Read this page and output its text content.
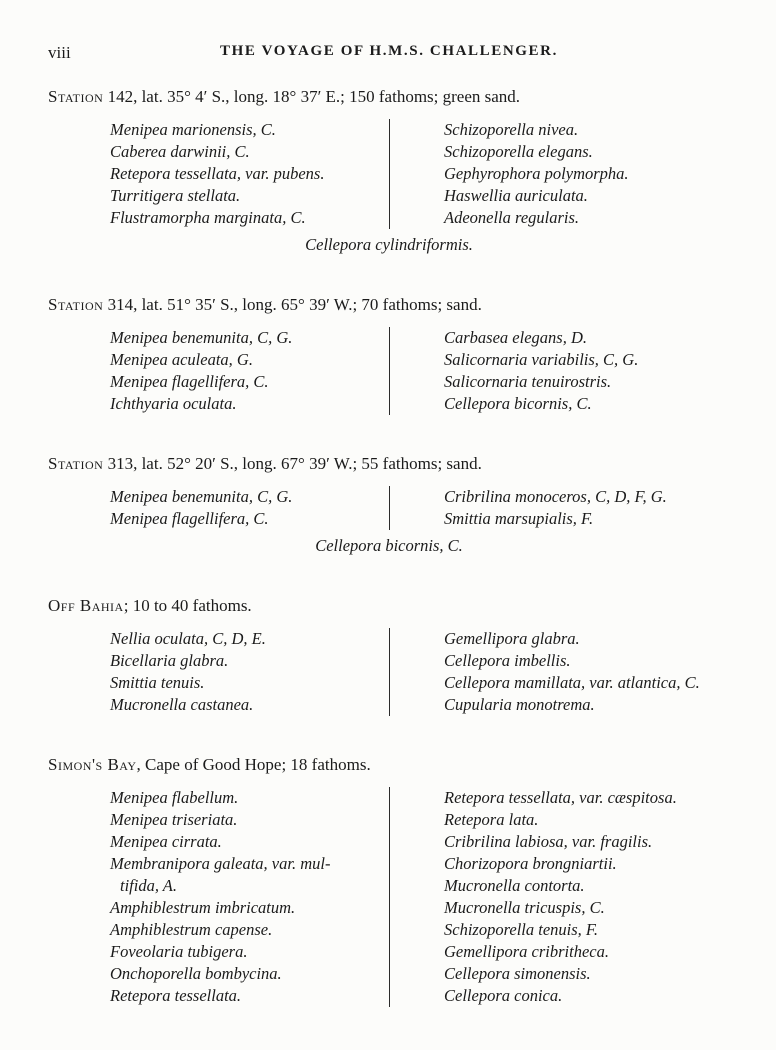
viii	THE VOYAGE OF H.M.S. CHALLENGER.
Station 142, lat. 35° 4′ S., long. 18° 37′ E.; 150 fathoms; green sand.
Menipea marionensis, C.
Caberea darwinii, C.
Retepora tessellata, var. pubens.
Turritigera stellata.
Flustramorpha marginata, C.
Schizoporella nivea.
Schizoporella elegans.
Gephyrophora polymorpha.
Haswellia auriculata.
Adeonella regularis.
Cellepora cylindriformis.
Station 314, lat. 51° 35′ S., long. 65° 39′ W.; 70 fathoms; sand.
Menipea benemunita, C, G.
Menipea aculeata, G.
Menipea flagellifera, C.
Ichthyaria oculata.
Carbasea elegans, D.
Salicornaria variabilis, C, G.
Salicornaria tenuirostris.
Cellepora bicornis, C.
Station 313, lat. 52° 20′ S., long. 67° 39′ W.; 55 fathoms; sand.
Menipea benemunita, C, G.
Menipea flagellifera, C.
Cribrilina monoceros, C, D, F, G.
Smittia marsupialis, F.
Cellepora bicornis, C.
Off Bahia; 10 to 40 fathoms.
Nellia oculata, C, D, E.
Bicellaria glabra.
Smittia tenuis.
Mucronella castanea.
Gemellipora glabra.
Cellepora imbellis.
Cellepora mamillata, var. atlantica, C.
Cupularia monotrema.
Simon's Bay, Cape of Good Hope; 18 fathoms.
Menipea flabellum.
Menipea triseriata.
Menipea cirrata.
Membranipora galeata, var. mul-
tifida, A.
Amphiblestrum imbricatum.
Amphiblestrum capense.
Foveolaria tubigera.
Onchoporella bombycina.
Retepora tessellata.
Retepora tessellata, var. cæspitosa.
Retepora lata.
Cribrilina labiosa, var. fragilis.
Chorizopora brongniartii.
Mucronella contorta.
Mucronella tricuspis, C.
Schizoporella tenuis, F.
Gemellipora cribritheca.
Cellepora simonensis.
Cellepora conica.
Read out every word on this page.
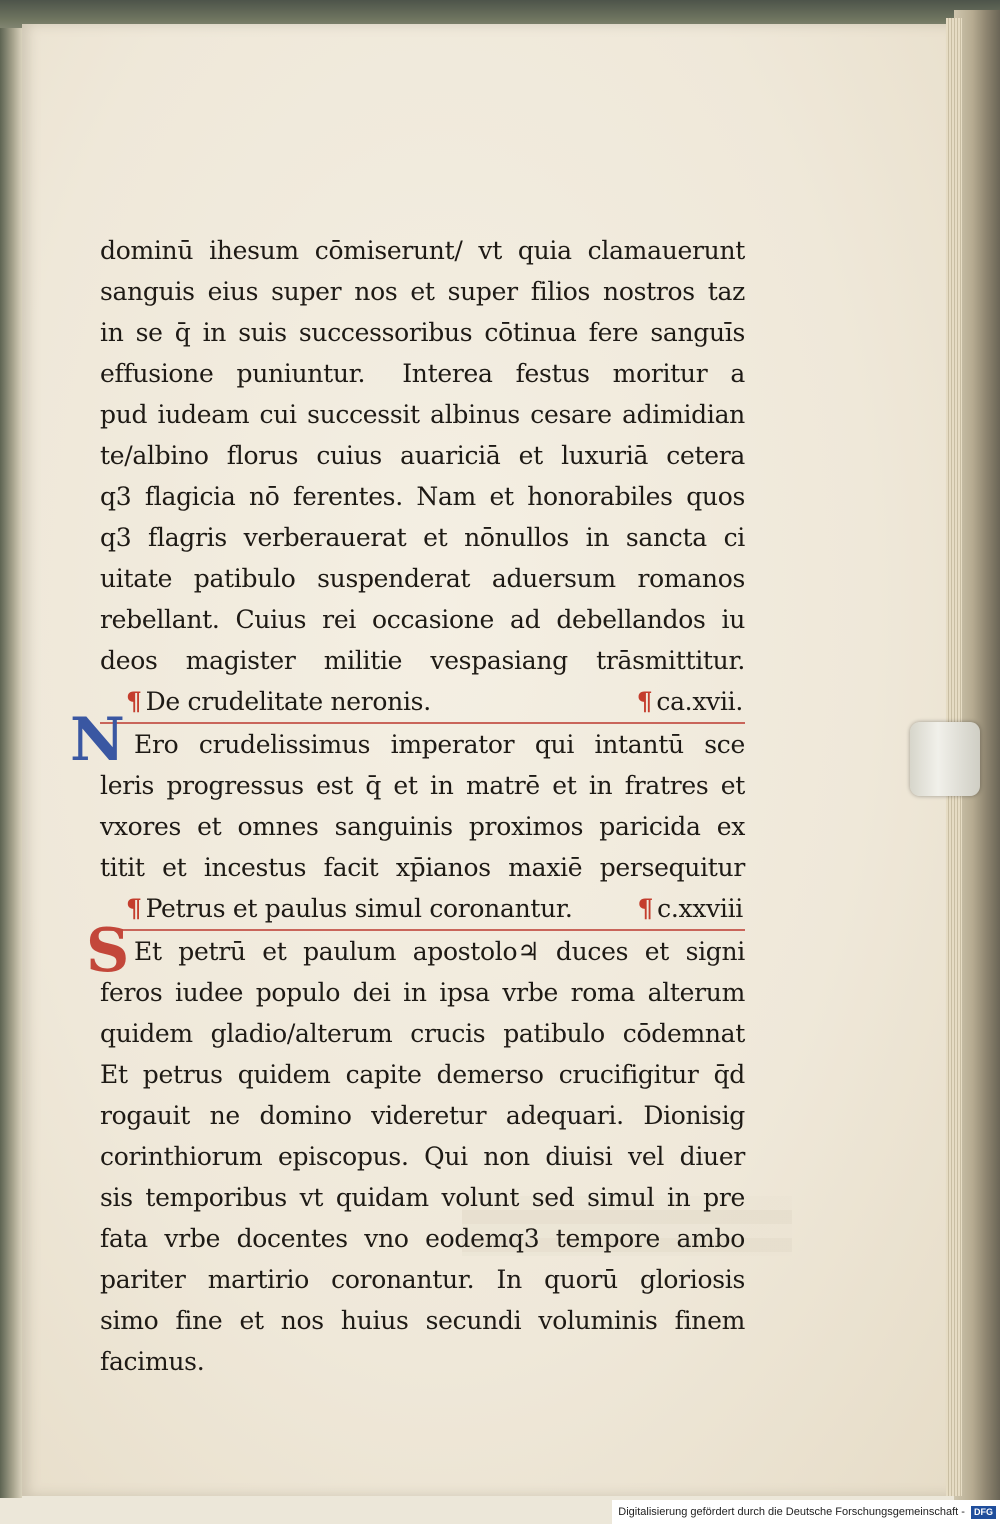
dominū ihesum cōmiserunt/ vt quia clamauerunt
sanguis eius super nos et super filios nostros taz
in se q̄ in suis successoribus cōtinua fere sanguīs
effusione puniuntur. Interea festus moritur a
pud iudeam cui successit albinus cesare adimidian
te/albino florus cuius auariciā et luxuriā cetera
q3 flagicia nō ferentes. Nam et honorabiles quos
q3 flagris verberauerat et nōnullos in sancta ci
uitate patibulo suspenderat aduersum romanos
rebellant. Cuius rei occasione ad debellandos iu
deos magister militie vespasiang trāsmittitur.
¶ De crudelitate neronis.	¶ ca.xvii.
N Ero crudelissimus imperator qui intantū sce
leris progressus est q̄ et in matrē et in fratres et
vxores et omnes sanguinis proximos paricida ex
titit et incestus facit xp̄ianos maxiē persequitur
¶ Petrus et paulus simul coronantur.	¶ c.xxviii
S Et petrū et paulum apostolo♃ duces et signi
feros iudee populo dei in ipsa vrbe roma alterum
quidem gladio/alterum crucis patibulo cōdemnat
Et petrus quidem capite demerso crucifigitur q̄d
rogauit ne domino videretur adequari. Dionisig
corinthiorum episcopus. Qui non diuisi vel diuer
sis temporibus vt quidam volunt sed simul in pre
fata vrbe docentes vno eodemq3 tempore ambo
pariter martirio coronantur. In quorū gloriosis
simo fine et nos huius secundi voluminis finem
facimus.
Digitalisierung gefördert durch die Deutsche Forschungsgemeinschaft - DFG
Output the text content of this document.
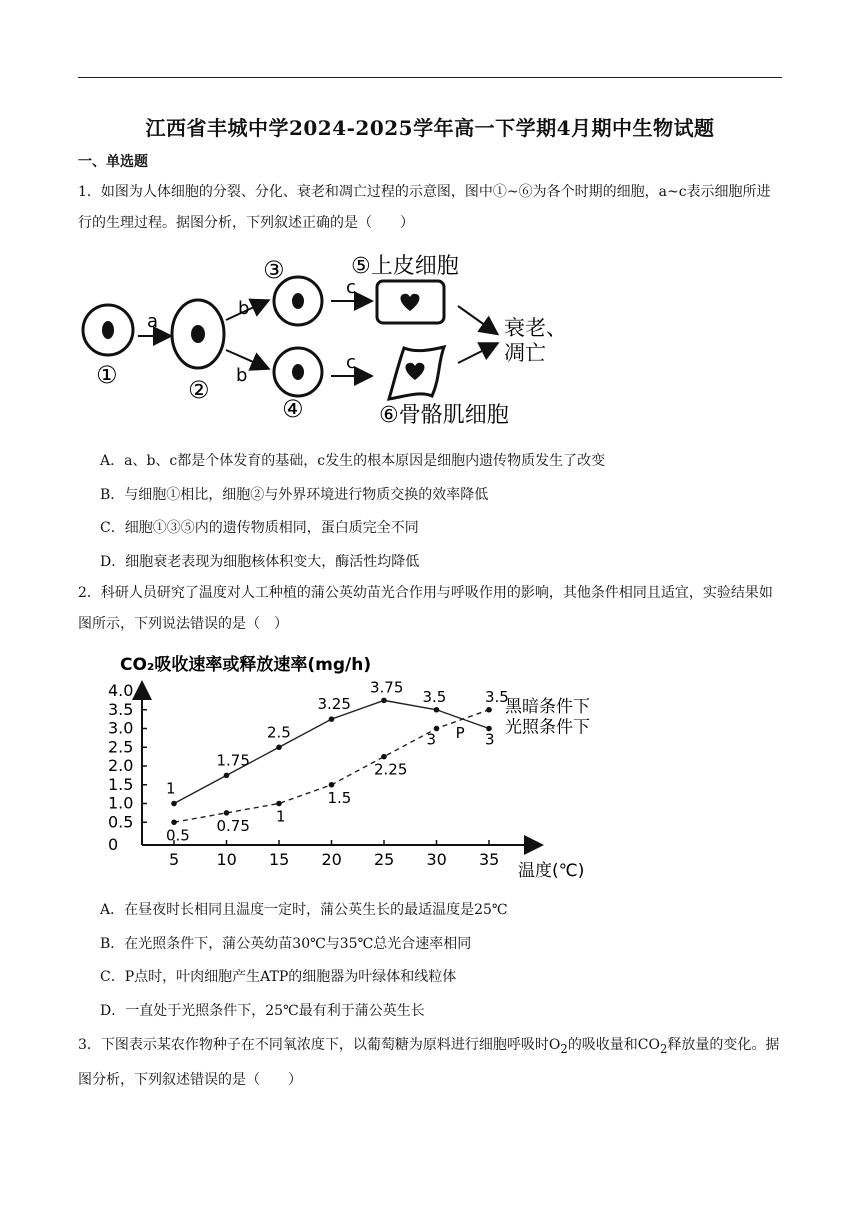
江西省丰城中学2024-2025学年高一下学期4月期中生物试题
一、单选题
1．如图为人体细胞的分裂、分化、衰老和凋亡过程的示意图，图中①~⑥为各个时期的细胞，a~c表示细胞所进行的生理过程。据图分析，下列叙述正确的是（　　）
①
a
②
b
b
③
④
c
c
⑤上皮细胞
⑥骨骼肌细胞
衰老、
凋亡
A．a、b、c都是个体发育的基础，c发生的根本原因是细胞内遗传物质发生了改变
B．与细胞①相比，细胞②与外界环境进行物质交换的效率降低
C．细胞①③⑤内的遗传物质相同，蛋白质完全不同
D．细胞衰老表现为细胞核体积变大，酶活性均降低
2．科研人员研究了温度对人工种植的蒲公英幼苗光合作用与呼吸作用的影响，其他条件相同且适宜，实验结果如图所示，下列说法错误的是（　）
CO₂吸收速率或释放速率(mg/h)
温度(℃)
0
0.5
1.0
1.5
2.0
2.5
3.0
3.5
4.0
5 10 15 20 25 30 35
1
1.75
2.5
3.25
3.75
3.5
3
光照条件下
0.5
0.75
1
1.5
2.25
3
3.5
黑暗条件下
P
A．在昼夜时长相同且温度一定时，蒲公英生长的最适温度是25℃
B．在光照条件下，蒲公英幼苗30℃与35℃总光合速率相同
C．P点时，叶肉细胞产生ATP的细胞器为叶绿体和线粒体
D．一直处于光照条件下，25℃最有利于蒲公英生长
3．下图表示某农作物种子在不同氧浓度下，以葡萄糖为原料进行细胞呼吸时$O_2$的吸收量和$CO_2$释放量的变化。据图分析，下列叙述错误的是（　　）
* * * * * * *
## THE TASK
The records above are to be reproduced exactly; the pictures are to be left out.

## RESPONSE TO THIS TASK
Read this page and output its text content.
viii	THE VOYAGE OF H.M.S. CHALLENGER.
Station 142, lat. 35° 4′ S., long. 18° 37′ E.; 150 fathoms; green sand.
Menipea marionensis, C.
Caberea darwinii, C.
Retepora tessellata, var. pubens.
Turritigera stellata.
Flustramorpha marginata, C.
Schizoporella nivea.
Schizoporella elegans.
Gephyrophora polymorpha.
Haswellia auriculata.
Adeonella regularis.
Cellepora cylindriformis.
Station 314, lat. 51° 35′ S., long. 65° 39′ W.; 70 fathoms; sand.
Menipea benemunita, C, G.
Menipea aculeata, G.
Menipea flagellifera, C.
Ichthyaria oculata.
Carbasea elegans, D.
Salicornaria variabilis, C, G.
Salicornaria tenuirostris.
Cellepora bicornis, C.
Station 313, lat. 52° 20′ S., long. 67° 39′ W.; 55 fathoms; sand.
Menipea benemunita, C, G.
Menipea flagellifera, C.
Cribrilina monoceros, C, D, F, G.
Smittia marsupialis, F.
Cellepora bicornis, C.
Off Bahia; 10 to 40 fathoms.
Nellia oculata, C, D, E.
Bicellaria glabra.
Smittia tenuis.
Mucronella castanea.
Gemellipora glabra.
Cellepora imbellis.
Cellepora mamillata, var. atlantica, C.
Cupularia monotrema.
Simon's Bay, Cape of Good Hope; 18 fathoms.
Menipea flabellum.
Menipea triseriata.
Menipea cirrata.
Membranipora galeata, var. mul-
tifida, A.
Amphiblestrum imbricatum.
Amphiblestrum capense.
Foveolaria tubigera.
Onchoporella bombycina.
Retepora tessellata.
Retepora tessellata, var. cæspitosa.
Retepora lata.
Cribrilina labiosa, var. fragilis.
Chorizopora brongniartii.
Mucronella contorta.
Mucronella tricuspis, C.
Schizoporella tenuis, F.
Gemellipora cribritheca.
Cellepora simonensis.
Cellepora conica.
Read out every word on this page.
dominū ihesum cōmiserunt/ vt quia clamauerunt
sanguis eius super nos et super filios nostros taz
in se q̄ in suis successoribus cōtinua fere sanguīs
effusione puniuntur. Interea festus moritur a
pud iudeam cui successit albinus cesare adimidian
te/albino florus cuius auariciā et luxuriā cetera
q3 flagicia nō ferentes. Nam et honorabiles quos
q3 flagris verberauerat et nōnullos in sancta ci
uitate patibulo suspenderat aduersum romanos
rebellant. Cuius rei occasione ad debellandos iu
deos magister militie vespasiang trāsmittitur.
¶ De crudelitate neronis.	¶ ca.xvii.
N Ero crudelissimus imperator qui intantū sce
leris progressus est q̄ et in matrē et in fratres et
vxores et omnes sanguinis proximos paricida ex
titit et incestus facit xp̄ianos maxiē persequitur
¶ Petrus et paulus simul coronantur.	¶ c.xxviii
S Et petrū et paulum apostolo♃ duces et signi
feros iudee populo dei in ipsa vrbe roma alterum
quidem gladio/alterum crucis patibulo cōdemnat
Et petrus quidem capite demerso crucifigitur q̄d
rogauit ne domino videretur adequari. Dionisig
corinthiorum episcopus. Qui non diuisi vel diuer
sis temporibus vt quidam volunt sed simul in pre
fata vrbe docentes vno eodemq3 tempore ambo
pariter martirio coronantur. In quorū gloriosis
simo fine et nos huius secundi voluminis finem
facimus.
Digitalisierung gefördert durch die Deutsche Forschungsgemeinschaft - DFG
Output the text content of this document.
江西省丰城中学2024-2025学年高一下学期4月期中生物试题
一、单选题
1．如图为人体细胞的分裂、分化、衰老和凋亡过程的示意图，图中①~⑥为各个时期的细胞，a~c表示细胞所进行的生理过程。据图分析，下列叙述正确的是（　　）
①
a
②
b
b
③
④
c
c
⑤上皮细胞
⑥骨骼肌细胞
衰老、
凋亡
A．a、b、c都是个体发育的基础，c发生的根本原因是细胞内遗传物质发生了改变
B．与细胞①相比，细胞②与外界环境进行物质交换的效率降低
C．细胞①③⑤内的遗传物质相同，蛋白质完全不同
D．细胞衰老表现为细胞核体积变大，酶活性均降低
2．科研人员研究了温度对人工种植的蒲公英幼苗光合作用与呼吸作用的影响，其他条件相同且适宜，实验结果如图所示，下列说法错误的是（　）
CO₂吸收速率或释放速率(mg/h)
温度(℃)
0
0.5
1.0
1.5
2.0
2.5
3.0
3.5
4.0
5 10 15 20 25 30 35
1
1.75
2.5
3.25
3.75
3.5
3
光照条件下
0.5
0.75
1
1.5
2.25
3
3.5
黑暗条件下
P
A．在昼夜时长相同且温度一定时，蒲公英生长的最适温度是25℃
B．在光照条件下，蒲公英幼苗30℃与35℃总光合速率相同
C．P点时，叶肉细胞产生ATP的细胞器为叶绿体和线粒体
D．一直处于光照条件下，25℃最有利于蒲公英生长
3．下图表示某农作物种子在不同氧浓度下，以葡萄糖为原料进行细胞呼吸时$O_2$的吸收量和$CO_2$释放量的变化。据图分析，下列叙述错误的是（　　）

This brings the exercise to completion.